• **Problem details**: Answer with one number: the count of lines in the listing below that hold the word "nghĩa".

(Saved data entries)
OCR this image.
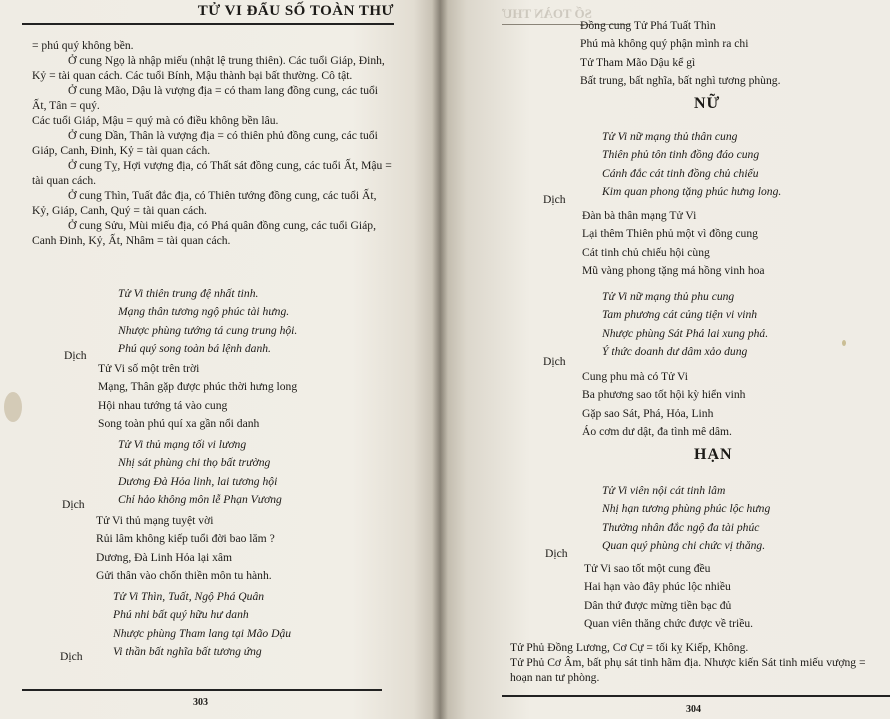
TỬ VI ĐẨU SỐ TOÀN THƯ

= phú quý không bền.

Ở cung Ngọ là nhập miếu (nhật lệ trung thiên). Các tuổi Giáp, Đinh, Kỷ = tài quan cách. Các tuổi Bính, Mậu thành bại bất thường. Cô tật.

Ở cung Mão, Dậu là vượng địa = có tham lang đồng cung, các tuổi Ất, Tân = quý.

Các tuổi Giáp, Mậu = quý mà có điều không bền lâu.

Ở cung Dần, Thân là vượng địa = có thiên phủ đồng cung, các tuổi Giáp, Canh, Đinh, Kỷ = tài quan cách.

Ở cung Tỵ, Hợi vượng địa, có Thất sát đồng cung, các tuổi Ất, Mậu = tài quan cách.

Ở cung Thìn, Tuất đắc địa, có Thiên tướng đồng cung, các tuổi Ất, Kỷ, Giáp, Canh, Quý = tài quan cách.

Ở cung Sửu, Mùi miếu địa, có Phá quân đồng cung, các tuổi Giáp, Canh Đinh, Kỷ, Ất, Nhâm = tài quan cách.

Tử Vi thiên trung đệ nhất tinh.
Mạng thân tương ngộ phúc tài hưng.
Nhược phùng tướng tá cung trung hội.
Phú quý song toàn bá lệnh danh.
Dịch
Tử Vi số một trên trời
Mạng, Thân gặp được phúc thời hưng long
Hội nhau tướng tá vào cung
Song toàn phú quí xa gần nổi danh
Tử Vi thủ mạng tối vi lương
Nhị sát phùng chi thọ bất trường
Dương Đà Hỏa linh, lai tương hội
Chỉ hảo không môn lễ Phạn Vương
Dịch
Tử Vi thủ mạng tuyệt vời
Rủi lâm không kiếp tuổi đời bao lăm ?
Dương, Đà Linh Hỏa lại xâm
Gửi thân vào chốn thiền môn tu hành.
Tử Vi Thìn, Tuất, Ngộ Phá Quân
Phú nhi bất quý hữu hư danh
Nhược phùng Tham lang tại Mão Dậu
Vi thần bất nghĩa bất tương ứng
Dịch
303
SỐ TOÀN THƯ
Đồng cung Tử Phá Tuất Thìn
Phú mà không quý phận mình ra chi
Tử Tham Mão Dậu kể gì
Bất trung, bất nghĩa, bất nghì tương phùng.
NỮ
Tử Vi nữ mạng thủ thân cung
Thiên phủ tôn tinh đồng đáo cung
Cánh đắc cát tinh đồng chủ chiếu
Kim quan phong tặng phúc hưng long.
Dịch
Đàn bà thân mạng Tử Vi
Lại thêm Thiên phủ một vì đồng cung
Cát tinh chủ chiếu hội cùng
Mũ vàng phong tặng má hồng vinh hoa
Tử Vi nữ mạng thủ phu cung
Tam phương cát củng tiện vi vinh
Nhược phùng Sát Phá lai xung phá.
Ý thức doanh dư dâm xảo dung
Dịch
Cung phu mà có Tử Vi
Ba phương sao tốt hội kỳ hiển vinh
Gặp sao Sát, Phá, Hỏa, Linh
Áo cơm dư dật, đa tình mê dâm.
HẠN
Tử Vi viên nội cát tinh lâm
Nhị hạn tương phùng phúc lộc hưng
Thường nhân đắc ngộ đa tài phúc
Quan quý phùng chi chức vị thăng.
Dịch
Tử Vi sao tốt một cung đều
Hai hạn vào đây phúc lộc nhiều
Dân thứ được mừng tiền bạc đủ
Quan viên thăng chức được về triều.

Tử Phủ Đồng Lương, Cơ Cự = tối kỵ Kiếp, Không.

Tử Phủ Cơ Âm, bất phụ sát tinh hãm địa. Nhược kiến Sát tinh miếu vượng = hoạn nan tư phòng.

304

• **The solution**: 2